━━━━━ DOCUMENT PASSAGE ━━━━━
• Teamwork is the name of the game

    by  • November 16, 2009 • Features, The Guardian • 0 Comments

    John Carleton is the head of Local Partnerships, the newest body trying to help councils drive a better bargain with private companies. He brings a wealth of experience from public service, banking, consultancy … and international rugby

    Perhaps one of the lowest points in John Carleton’s international rugby career, in which he garnered 32 caps for England and seven tries, came on the unsuccessful 1983 Lions’ tour to New Zealand. Three months of rain had culminated in yet another defeat in the “horizontal snow” of Dunedin.

    “I remember it distinctly,” Carleton says, “because the World Cup cricket was on in the UK. I was lying in bed in New Zealand in a tracksuit, cold, and watching England and Pakistan from Old Trafford on the TV and it was 80-odd degrees and people had their shirts off.”
━━━━━ MATERIAL SHOWN ━━━━━
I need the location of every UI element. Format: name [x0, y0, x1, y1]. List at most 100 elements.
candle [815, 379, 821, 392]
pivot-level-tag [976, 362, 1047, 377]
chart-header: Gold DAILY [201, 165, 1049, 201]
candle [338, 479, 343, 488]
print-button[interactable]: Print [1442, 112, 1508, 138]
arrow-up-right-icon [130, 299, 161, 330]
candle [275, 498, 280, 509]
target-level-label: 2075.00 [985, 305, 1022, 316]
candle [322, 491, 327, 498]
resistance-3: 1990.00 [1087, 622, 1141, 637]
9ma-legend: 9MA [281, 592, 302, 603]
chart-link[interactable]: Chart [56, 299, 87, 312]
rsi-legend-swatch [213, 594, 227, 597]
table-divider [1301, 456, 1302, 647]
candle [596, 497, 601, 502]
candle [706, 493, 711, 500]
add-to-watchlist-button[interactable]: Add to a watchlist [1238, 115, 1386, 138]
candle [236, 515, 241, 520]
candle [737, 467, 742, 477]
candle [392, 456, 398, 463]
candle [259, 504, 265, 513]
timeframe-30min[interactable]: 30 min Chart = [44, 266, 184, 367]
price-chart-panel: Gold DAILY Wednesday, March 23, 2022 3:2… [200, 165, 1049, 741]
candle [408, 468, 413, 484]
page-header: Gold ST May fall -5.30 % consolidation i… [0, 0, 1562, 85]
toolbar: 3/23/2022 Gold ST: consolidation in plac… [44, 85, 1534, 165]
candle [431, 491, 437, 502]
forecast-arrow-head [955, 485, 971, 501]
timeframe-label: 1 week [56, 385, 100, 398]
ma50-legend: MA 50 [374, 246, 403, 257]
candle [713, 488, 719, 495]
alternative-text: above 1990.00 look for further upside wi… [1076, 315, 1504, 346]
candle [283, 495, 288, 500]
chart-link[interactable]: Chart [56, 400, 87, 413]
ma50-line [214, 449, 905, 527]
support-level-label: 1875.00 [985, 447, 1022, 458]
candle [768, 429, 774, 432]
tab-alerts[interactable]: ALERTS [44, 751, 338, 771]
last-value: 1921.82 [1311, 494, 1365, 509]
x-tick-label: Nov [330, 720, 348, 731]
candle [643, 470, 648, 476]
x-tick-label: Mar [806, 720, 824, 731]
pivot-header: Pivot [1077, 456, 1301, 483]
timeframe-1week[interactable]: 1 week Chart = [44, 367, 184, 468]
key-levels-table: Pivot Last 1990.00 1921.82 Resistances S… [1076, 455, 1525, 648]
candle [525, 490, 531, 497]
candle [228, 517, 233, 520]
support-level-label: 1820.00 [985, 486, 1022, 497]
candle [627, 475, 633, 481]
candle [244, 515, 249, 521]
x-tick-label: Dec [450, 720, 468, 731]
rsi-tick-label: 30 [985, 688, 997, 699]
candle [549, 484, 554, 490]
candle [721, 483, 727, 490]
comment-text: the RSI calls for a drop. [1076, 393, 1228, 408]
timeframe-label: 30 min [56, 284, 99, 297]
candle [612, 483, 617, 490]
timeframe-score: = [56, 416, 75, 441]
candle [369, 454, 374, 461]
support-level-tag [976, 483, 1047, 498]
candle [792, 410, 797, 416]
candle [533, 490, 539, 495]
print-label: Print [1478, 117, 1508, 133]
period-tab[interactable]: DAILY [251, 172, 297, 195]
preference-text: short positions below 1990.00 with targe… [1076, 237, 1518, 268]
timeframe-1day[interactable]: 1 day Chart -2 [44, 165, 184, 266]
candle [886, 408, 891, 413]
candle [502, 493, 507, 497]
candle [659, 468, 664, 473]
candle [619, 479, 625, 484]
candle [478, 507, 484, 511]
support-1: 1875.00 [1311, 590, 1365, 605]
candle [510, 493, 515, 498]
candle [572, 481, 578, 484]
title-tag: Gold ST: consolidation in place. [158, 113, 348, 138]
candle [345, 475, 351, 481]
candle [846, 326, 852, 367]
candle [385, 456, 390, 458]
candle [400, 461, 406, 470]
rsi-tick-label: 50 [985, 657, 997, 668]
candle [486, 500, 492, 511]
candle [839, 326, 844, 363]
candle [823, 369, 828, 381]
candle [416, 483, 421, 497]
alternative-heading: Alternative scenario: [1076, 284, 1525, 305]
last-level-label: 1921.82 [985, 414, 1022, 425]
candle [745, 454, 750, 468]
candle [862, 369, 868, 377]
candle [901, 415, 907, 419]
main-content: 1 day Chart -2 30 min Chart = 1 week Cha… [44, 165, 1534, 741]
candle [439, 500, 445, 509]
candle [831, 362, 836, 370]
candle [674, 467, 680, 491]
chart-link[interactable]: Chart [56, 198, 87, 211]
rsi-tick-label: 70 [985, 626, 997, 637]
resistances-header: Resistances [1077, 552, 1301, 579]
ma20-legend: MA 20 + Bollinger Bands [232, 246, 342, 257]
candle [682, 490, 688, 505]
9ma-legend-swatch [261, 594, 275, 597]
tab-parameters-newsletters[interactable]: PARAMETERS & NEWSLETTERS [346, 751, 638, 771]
━━━━━
TASK SET |
1 – Using the John Carleton feature, mark each statement yes or no and quote the words that decide it: (a) Carleton earned 32 caps for England. (b) The 1983 Lions' tour to New Zealand was a success. (c) While in New Zealand, Carleton watched England play Pakistan on television.
2 – In the John Carleton feature, which body does Carleton head?
The records stand apart from the John Carleton feature as separate material.

SOLUTIONS IN ORDER |
1 –
(a) Yes: "he garnered 32 caps for England and seven tries"
(b) No: "the unsuccessful 1983 Lions’ tour to New Zealand"
(c) Yes: "watching England and Pakistan from Old Trafford on the TV"

2 – Local Partnerships